# TO BE DONE:
Please state how many lines in the entries contain the string "voiceless", treating case as significant. Give only the number.

(Source records)
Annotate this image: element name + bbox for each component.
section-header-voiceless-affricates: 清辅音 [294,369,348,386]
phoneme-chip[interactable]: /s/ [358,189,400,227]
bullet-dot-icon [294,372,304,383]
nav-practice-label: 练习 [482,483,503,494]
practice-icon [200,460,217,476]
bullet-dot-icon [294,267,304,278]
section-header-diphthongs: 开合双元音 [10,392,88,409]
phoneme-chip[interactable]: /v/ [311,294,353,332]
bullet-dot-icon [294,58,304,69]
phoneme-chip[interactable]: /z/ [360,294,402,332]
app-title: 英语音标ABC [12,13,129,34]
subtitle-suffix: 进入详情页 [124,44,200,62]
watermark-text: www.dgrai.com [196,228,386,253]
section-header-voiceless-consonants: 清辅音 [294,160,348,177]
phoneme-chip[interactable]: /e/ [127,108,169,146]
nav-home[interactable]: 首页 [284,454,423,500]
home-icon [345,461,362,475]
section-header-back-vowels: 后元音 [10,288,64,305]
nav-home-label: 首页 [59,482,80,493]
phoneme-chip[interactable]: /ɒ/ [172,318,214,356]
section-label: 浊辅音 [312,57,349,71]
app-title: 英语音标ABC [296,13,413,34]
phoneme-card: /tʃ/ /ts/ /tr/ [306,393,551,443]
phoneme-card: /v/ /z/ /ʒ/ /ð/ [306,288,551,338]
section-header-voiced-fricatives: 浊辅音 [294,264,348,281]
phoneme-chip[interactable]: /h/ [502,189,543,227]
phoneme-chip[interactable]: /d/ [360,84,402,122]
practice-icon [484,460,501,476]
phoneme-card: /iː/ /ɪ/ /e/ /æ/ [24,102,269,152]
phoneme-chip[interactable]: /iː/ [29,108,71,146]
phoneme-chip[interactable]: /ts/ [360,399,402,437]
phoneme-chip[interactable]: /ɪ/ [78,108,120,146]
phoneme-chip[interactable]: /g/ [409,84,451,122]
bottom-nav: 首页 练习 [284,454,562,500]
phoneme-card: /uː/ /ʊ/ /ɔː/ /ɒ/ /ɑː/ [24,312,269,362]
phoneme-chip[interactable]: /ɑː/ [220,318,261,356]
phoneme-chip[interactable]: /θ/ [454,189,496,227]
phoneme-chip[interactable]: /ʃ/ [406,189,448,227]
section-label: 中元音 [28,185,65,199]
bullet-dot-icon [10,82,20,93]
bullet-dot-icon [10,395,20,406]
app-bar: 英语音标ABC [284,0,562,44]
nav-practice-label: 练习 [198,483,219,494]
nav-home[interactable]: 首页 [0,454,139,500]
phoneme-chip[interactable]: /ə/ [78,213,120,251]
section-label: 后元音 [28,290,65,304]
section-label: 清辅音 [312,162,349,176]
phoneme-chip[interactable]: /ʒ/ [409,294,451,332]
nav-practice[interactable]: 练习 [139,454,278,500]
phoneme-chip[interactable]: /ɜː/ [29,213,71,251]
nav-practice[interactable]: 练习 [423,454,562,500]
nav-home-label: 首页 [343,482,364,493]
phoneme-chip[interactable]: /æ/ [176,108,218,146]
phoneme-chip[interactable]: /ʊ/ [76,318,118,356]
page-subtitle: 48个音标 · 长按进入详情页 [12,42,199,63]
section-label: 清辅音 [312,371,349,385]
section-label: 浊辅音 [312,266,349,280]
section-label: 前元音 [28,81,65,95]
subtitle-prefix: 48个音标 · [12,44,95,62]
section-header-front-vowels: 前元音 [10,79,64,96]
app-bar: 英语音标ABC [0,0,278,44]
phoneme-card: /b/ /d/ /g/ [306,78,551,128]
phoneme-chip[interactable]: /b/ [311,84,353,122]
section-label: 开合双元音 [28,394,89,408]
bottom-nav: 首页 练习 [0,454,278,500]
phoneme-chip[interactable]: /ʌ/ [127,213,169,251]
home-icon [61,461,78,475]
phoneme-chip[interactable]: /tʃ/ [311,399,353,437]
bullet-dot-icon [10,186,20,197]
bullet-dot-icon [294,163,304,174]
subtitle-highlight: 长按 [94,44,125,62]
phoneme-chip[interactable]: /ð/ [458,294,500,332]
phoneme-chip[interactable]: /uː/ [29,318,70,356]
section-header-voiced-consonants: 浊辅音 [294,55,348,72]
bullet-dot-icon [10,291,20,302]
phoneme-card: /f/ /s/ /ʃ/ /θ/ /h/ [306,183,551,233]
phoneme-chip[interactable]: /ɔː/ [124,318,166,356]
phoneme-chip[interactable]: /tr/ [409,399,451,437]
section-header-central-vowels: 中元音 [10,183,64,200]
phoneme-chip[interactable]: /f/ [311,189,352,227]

# COMPLETE ANSWER:
2